Data for the task —

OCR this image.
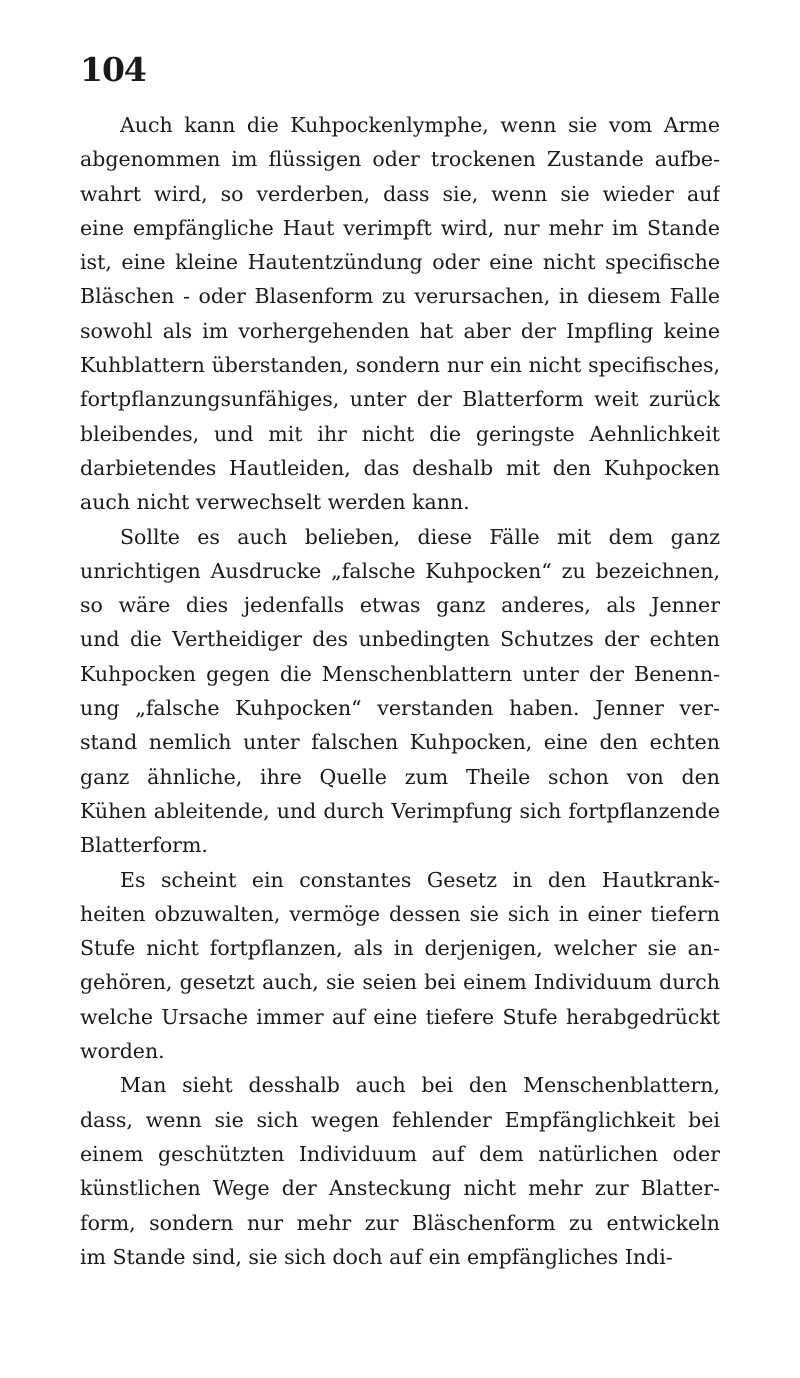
104
Auch kann die Kuhpockenlymphe, wenn sie vom Arme
abgenommen im flüssigen oder trockenen Zustande aufbe-
wahrt wird, so verderben, dass sie, wenn sie wieder auf
eine empfängliche Haut verimpft wird, nur mehr im Stande
ist, eine kleine Hautentzündung oder eine nicht specifische
Bläschen - oder Blasenform zu verursachen, in diesem Falle
sowohl als im vorhergehenden hat aber der Impfling keine
Kuhblattern überstanden, sondern nur ein nicht specifisches,
fortpflanzungsunfähiges, unter der Blatterform weit zurück
bleibendes, und mit ihr nicht die geringste Aehnlichkeit
darbietendes Hautleiden, das deshalb mit den Kuhpocken
auch nicht verwechselt werden kann.
Sollte es auch belieben, diese Fälle mit dem ganz
unrichtigen Ausdrucke „falsche Kuhpocken“ zu bezeichnen,
so wäre dies jedenfalls etwas ganz anderes, als Jenner
und die Vertheidiger des unbedingten Schutzes der echten
Kuhpocken gegen die Menschenblattern unter der Benenn-
ung „falsche Kuhpocken“ verstanden haben. Jenner ver-
stand nemlich unter falschen Kuhpocken, eine den echten
ganz ähnliche, ihre Quelle zum Theile schon von den
Kühen ableitende, und durch Verimpfung sich fortpflanzende
Blatterform.
Es scheint ein constantes Gesetz in den Hautkrank-
heiten obzuwalten, vermöge dessen sie sich in einer tiefern
Stufe nicht fortpflanzen, als in derjenigen, welcher sie an-
gehören, gesetzt auch, sie seien bei einem Individuum durch
welche Ursache immer auf eine tiefere Stufe herabgedrückt
worden.
Man sieht desshalb auch bei den Menschenblattern,
dass, wenn sie sich wegen fehlender Empfänglichkeit bei
einem geschützten Individuum auf dem natürlichen oder
künstlichen Wege der Ansteckung nicht mehr zur Blatter-
form, sondern nur mehr zur Bläschenform zu entwickeln
im Stande sind, sie sich doch auf ein empfängliches Indi-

Your objective — Every line above should be returned word for word, with the pictures left behind.

Answer box —
OCR this image.
104
Auch kann die Kuhpockenlymphe, wenn sie vom Arme
abgenommen im flüssigen oder trockenen Zustande aufbe-
wahrt wird, so verderben, dass sie, wenn sie wieder auf
eine empfängliche Haut verimpft wird, nur mehr im Stande
ist, eine kleine Hautentzündung oder eine nicht specifische
Bläschen - oder Blasenform zu verursachen, in diesem Falle
sowohl als im vorhergehenden hat aber der Impfling keine
Kuhblattern überstanden, sondern nur ein nicht specifisches,
fortpflanzungsunfähiges, unter der Blatterform weit zurück
bleibendes, und mit ihr nicht die geringste Aehnlichkeit
darbietendes Hautleiden, das deshalb mit den Kuhpocken
auch nicht verwechselt werden kann.
Sollte es auch belieben, diese Fälle mit dem ganz
unrichtigen Ausdrucke „falsche Kuhpocken“ zu bezeichnen,
so wäre dies jedenfalls etwas ganz anderes, als Jenner
und die Vertheidiger des unbedingten Schutzes der echten
Kuhpocken gegen die Menschenblattern unter der Benenn-
ung „falsche Kuhpocken“ verstanden haben. Jenner ver-
stand nemlich unter falschen Kuhpocken, eine den echten
ganz ähnliche, ihre Quelle zum Theile schon von den
Kühen ableitende, und durch Verimpfung sich fortpflanzende
Blatterform.
Es scheint ein constantes Gesetz in den Hautkrank-
heiten obzuwalten, vermöge dessen sie sich in einer tiefern
Stufe nicht fortpflanzen, als in derjenigen, welcher sie an-
gehören, gesetzt auch, sie seien bei einem Individuum durch
welche Ursache immer auf eine tiefere Stufe herabgedrückt
worden.
Man sieht desshalb auch bei den Menschenblattern,
dass, wenn sie sich wegen fehlender Empfänglichkeit bei
einem geschützten Individuum auf dem natürlichen oder
künstlichen Wege der Ansteckung nicht mehr zur Blatter-
form, sondern nur mehr zur Bläschenform zu entwickeln
im Stande sind, sie sich doch auf ein empfängliches Indi-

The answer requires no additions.